Given exercise: Retype the listing that follows, exactly as written.

Provided records:
┌────────
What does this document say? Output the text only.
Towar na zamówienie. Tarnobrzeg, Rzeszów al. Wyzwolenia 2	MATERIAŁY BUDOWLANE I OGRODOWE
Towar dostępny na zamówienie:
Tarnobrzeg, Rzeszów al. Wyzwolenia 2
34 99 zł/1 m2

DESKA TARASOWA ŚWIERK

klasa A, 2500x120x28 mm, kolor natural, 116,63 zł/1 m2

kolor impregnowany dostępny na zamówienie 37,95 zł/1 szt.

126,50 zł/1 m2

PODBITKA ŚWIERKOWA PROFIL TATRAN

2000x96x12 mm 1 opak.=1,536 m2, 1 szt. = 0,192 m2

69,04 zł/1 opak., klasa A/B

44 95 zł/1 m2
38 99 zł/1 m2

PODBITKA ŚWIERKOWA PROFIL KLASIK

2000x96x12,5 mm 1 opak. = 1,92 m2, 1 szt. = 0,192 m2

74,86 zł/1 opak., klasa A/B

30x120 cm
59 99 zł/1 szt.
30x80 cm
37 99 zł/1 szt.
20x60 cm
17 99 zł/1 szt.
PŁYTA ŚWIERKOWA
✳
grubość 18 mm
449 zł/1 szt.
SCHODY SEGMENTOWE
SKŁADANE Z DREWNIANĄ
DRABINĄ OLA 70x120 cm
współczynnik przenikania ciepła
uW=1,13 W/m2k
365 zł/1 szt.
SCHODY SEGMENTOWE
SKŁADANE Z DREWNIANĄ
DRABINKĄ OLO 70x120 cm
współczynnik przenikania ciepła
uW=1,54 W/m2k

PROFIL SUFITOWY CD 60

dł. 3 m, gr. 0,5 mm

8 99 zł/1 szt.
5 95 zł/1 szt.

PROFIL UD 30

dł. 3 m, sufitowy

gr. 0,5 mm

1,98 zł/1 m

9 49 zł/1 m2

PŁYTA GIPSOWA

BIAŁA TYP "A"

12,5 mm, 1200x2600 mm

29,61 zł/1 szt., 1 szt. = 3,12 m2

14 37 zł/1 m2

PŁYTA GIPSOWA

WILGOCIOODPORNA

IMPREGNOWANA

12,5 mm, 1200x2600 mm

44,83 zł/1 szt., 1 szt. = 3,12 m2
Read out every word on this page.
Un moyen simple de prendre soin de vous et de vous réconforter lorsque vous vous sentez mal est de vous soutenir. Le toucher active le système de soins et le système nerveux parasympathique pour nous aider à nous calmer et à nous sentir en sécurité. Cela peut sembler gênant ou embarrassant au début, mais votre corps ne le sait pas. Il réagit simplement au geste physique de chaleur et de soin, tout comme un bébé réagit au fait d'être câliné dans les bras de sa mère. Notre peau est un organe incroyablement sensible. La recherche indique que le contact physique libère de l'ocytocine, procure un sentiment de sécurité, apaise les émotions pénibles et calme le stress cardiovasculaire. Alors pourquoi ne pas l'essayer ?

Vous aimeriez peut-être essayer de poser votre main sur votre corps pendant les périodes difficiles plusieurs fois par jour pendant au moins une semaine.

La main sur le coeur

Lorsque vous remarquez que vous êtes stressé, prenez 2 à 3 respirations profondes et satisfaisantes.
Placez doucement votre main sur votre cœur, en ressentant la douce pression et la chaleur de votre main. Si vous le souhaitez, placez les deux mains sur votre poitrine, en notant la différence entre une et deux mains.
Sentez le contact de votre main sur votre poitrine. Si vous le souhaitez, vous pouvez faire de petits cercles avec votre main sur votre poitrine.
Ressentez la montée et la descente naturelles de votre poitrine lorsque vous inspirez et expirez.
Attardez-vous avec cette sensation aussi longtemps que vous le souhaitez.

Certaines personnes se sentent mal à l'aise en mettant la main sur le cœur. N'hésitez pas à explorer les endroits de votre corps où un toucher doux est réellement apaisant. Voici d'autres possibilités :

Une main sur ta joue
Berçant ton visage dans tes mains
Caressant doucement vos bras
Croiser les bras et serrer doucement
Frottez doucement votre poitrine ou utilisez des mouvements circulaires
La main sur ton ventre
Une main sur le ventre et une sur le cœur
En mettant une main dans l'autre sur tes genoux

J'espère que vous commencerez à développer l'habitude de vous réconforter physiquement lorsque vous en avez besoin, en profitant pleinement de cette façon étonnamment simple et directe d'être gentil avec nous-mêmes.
└────────
Exercise response:
What does this document say? Output the text only.
Towar na zamówienie. Tarnobrzeg, Rzeszów al. Wyzwolenia 2	MATERIAŁY BUDOWLANE I OGRODOWE
Towar dostępny na zamówienie:
Tarnobrzeg, Rzeszów al. Wyzwolenia 2
34 99 zł/1 m2

DESKA TARASOWA ŚWIERK

klasa A, 2500x120x28 mm, kolor natural, 116,63 zł/1 m2

kolor impregnowany dostępny na zamówienie 37,95 zł/1 szt.

126,50 zł/1 m2

PODBITKA ŚWIERKOWA PROFIL TATRAN

2000x96x12 mm 1 opak.=1,536 m2, 1 szt. = 0,192 m2

69,04 zł/1 opak., klasa A/B

44 95 zł/1 m2
38 99 zł/1 m2

PODBITKA ŚWIERKOWA PROFIL KLASIK

2000x96x12,5 mm 1 opak. = 1,92 m2, 1 szt. = 0,192 m2

74,86 zł/1 opak., klasa A/B

30x120 cm
59 99 zł/1 szt.
30x80 cm
37 99 zł/1 szt.
20x60 cm
17 99 zł/1 szt.
PŁYTA ŚWIERKOWA
✳
grubość 18 mm
449 zł/1 szt.
SCHODY SEGMENTOWE
SKŁADANE Z DREWNIANĄ
DRABINĄ OLA 70x120 cm
współczynnik przenikania ciepła
uW=1,13 W/m2k
365 zł/1 szt.
SCHODY SEGMENTOWE
SKŁADANE Z DREWNIANĄ
DRABINKĄ OLO 70x120 cm
współczynnik przenikania ciepła
uW=1,54 W/m2k

PROFIL SUFITOWY CD 60

dł. 3 m, gr. 0,5 mm

8 99 zł/1 szt.
5 95 zł/1 szt.

PROFIL UD 30

dł. 3 m, sufitowy

gr. 0,5 mm

1,98 zł/1 m

9 49 zł/1 m2

PŁYTA GIPSOWA

BIAŁA TYP "A"

12,5 mm, 1200x2600 mm

29,61 zł/1 szt., 1 szt. = 3,12 m2

14 37 zł/1 m2

PŁYTA GIPSOWA

WILGOCIOODPORNA

IMPREGNOWANA

12,5 mm, 1200x2600 mm

44,83 zł/1 szt., 1 szt. = 3,12 m2
Read out every word on this page.
Un moyen simple de prendre soin de vous et de vous réconforter lorsque vous vous sentez mal est de vous soutenir. Le toucher active le système de soins et le système nerveux parasympathique pour nous aider à nous calmer et à nous sentir en sécurité. Cela peut sembler gênant ou embarrassant au début, mais votre corps ne le sait pas. Il réagit simplement au geste physique de chaleur et de soin, tout comme un bébé réagit au fait d'être câliné dans les bras de sa mère. Notre peau est un organe incroyablement sensible. La recherche indique que le contact physique libère de l'ocytocine, procure un sentiment de sécurité, apaise les émotions pénibles et calme le stress cardiovasculaire. Alors pourquoi ne pas l'essayer ?

Vous aimeriez peut-être essayer de poser votre main sur votre corps pendant les périodes difficiles plusieurs fois par jour pendant au moins une semaine.

La main sur le coeur

Lorsque vous remarquez que vous êtes stressé, prenez 2 à 3 respirations profondes et satisfaisantes.
Placez doucement votre main sur votre cœur, en ressentant la douce pression et la chaleur de votre main. Si vous le souhaitez, placez les deux mains sur votre poitrine, en notant la différence entre une et deux mains.
Sentez le contact de votre main sur votre poitrine. Si vous le souhaitez, vous pouvez faire de petits cercles avec votre main sur votre poitrine.
Ressentez la montée et la descente naturelles de votre poitrine lorsque vous inspirez et expirez.
Attardez-vous avec cette sensation aussi longtemps que vous le souhaitez.

Certaines personnes se sentent mal à l'aise en mettant la main sur le cœur. N'hésitez pas à explorer les endroits de votre corps où un toucher doux est réellement apaisant. Voici d'autres possibilités :

Une main sur ta joue
Berçant ton visage dans tes mains
Caressant doucement vos bras
Croiser les bras et serrer doucement
Frottez doucement votre poitrine ou utilisez des mouvements circulaires
La main sur ton ventre
Une main sur le ventre et une sur le cœur
En mettant une main dans l'autre sur tes genoux

J'espère que vous commencerez à développer l'habitude de vous réconforter physiquement lorsque vous en avez besoin, en profitant pleinement de cette façon étonnamment simple et directe d'être gentil avec nous-mêmes.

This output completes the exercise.